方框坐标列表:
=====

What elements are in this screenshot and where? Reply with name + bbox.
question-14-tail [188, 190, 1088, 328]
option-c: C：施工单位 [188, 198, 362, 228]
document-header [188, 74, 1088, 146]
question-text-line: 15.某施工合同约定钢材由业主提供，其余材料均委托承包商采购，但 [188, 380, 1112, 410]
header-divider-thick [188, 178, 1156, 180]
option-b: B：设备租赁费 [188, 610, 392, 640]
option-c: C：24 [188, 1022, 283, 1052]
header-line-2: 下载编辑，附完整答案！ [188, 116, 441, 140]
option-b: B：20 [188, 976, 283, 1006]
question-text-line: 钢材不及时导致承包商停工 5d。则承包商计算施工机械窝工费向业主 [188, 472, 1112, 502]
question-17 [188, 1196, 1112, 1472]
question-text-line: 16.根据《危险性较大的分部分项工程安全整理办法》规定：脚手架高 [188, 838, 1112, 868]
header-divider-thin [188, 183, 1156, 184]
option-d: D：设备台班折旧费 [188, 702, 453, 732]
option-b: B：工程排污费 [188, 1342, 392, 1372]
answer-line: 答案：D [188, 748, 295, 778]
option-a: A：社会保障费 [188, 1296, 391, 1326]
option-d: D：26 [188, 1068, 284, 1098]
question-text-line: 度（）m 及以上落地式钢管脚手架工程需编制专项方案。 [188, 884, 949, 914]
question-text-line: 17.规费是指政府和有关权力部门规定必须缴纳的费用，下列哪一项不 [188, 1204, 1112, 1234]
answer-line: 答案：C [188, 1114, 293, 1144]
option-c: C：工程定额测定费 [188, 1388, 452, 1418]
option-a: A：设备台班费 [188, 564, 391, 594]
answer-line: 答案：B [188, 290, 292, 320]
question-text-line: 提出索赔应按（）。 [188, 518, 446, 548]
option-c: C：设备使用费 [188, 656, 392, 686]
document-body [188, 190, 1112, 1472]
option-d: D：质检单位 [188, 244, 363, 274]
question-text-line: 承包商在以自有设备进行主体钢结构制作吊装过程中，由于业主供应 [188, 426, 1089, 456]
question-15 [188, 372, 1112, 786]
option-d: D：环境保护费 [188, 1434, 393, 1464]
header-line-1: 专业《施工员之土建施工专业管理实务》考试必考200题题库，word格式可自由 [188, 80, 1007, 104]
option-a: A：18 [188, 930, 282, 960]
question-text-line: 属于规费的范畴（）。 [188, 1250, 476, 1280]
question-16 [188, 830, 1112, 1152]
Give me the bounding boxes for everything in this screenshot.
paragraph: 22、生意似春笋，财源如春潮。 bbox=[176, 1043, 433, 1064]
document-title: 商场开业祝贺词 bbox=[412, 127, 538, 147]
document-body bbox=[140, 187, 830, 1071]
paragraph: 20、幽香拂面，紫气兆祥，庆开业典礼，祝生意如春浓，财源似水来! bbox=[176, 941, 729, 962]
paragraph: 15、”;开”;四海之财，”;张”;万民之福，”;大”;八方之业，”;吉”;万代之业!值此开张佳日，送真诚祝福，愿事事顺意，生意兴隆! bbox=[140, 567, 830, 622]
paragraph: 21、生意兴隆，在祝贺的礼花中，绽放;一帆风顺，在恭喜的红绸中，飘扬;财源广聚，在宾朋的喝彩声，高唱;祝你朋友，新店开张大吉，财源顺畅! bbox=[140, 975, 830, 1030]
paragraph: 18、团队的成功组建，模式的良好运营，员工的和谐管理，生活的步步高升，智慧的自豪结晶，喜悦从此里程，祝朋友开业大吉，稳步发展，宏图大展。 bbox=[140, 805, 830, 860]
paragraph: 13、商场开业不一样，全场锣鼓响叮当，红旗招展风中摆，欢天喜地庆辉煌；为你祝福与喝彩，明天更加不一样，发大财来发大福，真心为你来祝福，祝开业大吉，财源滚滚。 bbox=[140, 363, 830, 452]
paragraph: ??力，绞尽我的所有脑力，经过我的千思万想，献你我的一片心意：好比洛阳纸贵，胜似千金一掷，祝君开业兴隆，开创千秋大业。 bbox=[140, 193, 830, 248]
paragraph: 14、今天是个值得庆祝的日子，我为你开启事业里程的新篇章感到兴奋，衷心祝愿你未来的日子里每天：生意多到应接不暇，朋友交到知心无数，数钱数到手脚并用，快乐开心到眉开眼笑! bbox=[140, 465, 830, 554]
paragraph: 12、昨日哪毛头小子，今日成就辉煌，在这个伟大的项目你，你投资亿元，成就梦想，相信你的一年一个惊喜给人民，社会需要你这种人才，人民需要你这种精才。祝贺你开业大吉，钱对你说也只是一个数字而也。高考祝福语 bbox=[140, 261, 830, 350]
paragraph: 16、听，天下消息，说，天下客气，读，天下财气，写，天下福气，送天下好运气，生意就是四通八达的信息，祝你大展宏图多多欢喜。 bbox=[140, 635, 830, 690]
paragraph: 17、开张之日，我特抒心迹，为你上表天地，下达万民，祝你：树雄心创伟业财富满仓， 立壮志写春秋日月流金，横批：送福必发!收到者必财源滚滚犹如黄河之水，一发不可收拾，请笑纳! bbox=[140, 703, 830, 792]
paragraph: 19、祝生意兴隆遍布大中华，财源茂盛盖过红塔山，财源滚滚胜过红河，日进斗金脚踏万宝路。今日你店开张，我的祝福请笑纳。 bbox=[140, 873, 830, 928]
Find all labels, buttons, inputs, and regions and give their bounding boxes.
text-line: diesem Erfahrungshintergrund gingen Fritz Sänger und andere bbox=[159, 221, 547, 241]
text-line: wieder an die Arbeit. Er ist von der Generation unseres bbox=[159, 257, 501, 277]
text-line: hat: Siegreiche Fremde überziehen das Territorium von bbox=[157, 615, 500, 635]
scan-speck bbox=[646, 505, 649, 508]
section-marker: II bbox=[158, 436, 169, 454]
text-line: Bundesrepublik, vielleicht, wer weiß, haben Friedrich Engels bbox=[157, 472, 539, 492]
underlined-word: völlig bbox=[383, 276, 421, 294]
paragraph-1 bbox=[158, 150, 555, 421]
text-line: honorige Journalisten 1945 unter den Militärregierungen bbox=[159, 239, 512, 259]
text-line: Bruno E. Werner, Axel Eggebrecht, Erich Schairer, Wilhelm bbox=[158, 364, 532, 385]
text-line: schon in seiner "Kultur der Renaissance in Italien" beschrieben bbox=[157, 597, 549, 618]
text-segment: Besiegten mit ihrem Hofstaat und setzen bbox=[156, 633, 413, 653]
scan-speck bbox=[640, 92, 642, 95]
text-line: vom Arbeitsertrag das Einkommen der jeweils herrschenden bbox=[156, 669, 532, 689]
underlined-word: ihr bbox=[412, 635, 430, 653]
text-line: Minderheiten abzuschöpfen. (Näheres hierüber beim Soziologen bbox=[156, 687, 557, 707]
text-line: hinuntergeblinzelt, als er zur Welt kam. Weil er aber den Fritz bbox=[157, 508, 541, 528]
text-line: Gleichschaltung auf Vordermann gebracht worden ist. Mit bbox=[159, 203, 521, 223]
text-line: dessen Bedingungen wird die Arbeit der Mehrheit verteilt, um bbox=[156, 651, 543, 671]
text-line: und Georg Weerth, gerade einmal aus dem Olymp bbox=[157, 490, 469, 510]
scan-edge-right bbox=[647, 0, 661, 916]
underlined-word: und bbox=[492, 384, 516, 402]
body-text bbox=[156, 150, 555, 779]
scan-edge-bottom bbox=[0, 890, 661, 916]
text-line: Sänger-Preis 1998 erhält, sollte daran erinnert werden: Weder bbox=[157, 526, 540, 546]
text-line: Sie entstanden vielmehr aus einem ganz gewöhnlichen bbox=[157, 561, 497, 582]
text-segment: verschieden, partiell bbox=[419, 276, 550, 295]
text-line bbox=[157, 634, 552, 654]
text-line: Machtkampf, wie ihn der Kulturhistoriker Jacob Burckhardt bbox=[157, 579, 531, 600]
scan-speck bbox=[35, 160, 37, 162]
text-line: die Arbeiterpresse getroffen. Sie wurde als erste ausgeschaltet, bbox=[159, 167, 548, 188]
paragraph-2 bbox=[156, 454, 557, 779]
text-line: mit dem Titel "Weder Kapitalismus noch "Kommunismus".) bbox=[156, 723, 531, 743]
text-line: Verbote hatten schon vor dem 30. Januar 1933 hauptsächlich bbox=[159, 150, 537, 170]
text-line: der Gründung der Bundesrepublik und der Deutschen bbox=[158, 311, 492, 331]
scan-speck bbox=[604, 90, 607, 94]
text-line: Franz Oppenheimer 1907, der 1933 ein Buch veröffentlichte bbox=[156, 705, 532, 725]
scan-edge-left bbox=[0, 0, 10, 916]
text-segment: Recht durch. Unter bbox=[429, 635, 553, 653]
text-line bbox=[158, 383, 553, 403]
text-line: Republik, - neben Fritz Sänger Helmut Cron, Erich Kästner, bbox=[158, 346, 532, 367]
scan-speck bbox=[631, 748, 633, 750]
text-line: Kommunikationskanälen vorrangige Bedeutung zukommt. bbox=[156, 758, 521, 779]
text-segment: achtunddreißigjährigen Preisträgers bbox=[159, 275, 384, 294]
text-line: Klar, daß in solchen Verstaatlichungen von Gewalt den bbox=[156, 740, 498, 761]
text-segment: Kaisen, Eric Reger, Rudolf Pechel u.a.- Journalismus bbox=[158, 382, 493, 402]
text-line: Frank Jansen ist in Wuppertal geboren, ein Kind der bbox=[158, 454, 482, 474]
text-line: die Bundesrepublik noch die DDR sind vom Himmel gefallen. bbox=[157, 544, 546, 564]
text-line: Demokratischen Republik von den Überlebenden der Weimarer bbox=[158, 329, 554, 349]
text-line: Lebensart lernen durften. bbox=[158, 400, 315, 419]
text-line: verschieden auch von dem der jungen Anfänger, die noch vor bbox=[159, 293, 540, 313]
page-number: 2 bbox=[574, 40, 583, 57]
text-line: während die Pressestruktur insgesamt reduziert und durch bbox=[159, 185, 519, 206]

=====

### 你的任务
从上面的方框坐标列表中摘出所有含有字符串“body”的条目行，逐行照抄。匹配时区分大小写。

### 练习答案
document-body [188, 190, 1112, 1472]
document-body bbox=[140, 187, 830, 1071]
body-text bbox=[156, 150, 555, 779]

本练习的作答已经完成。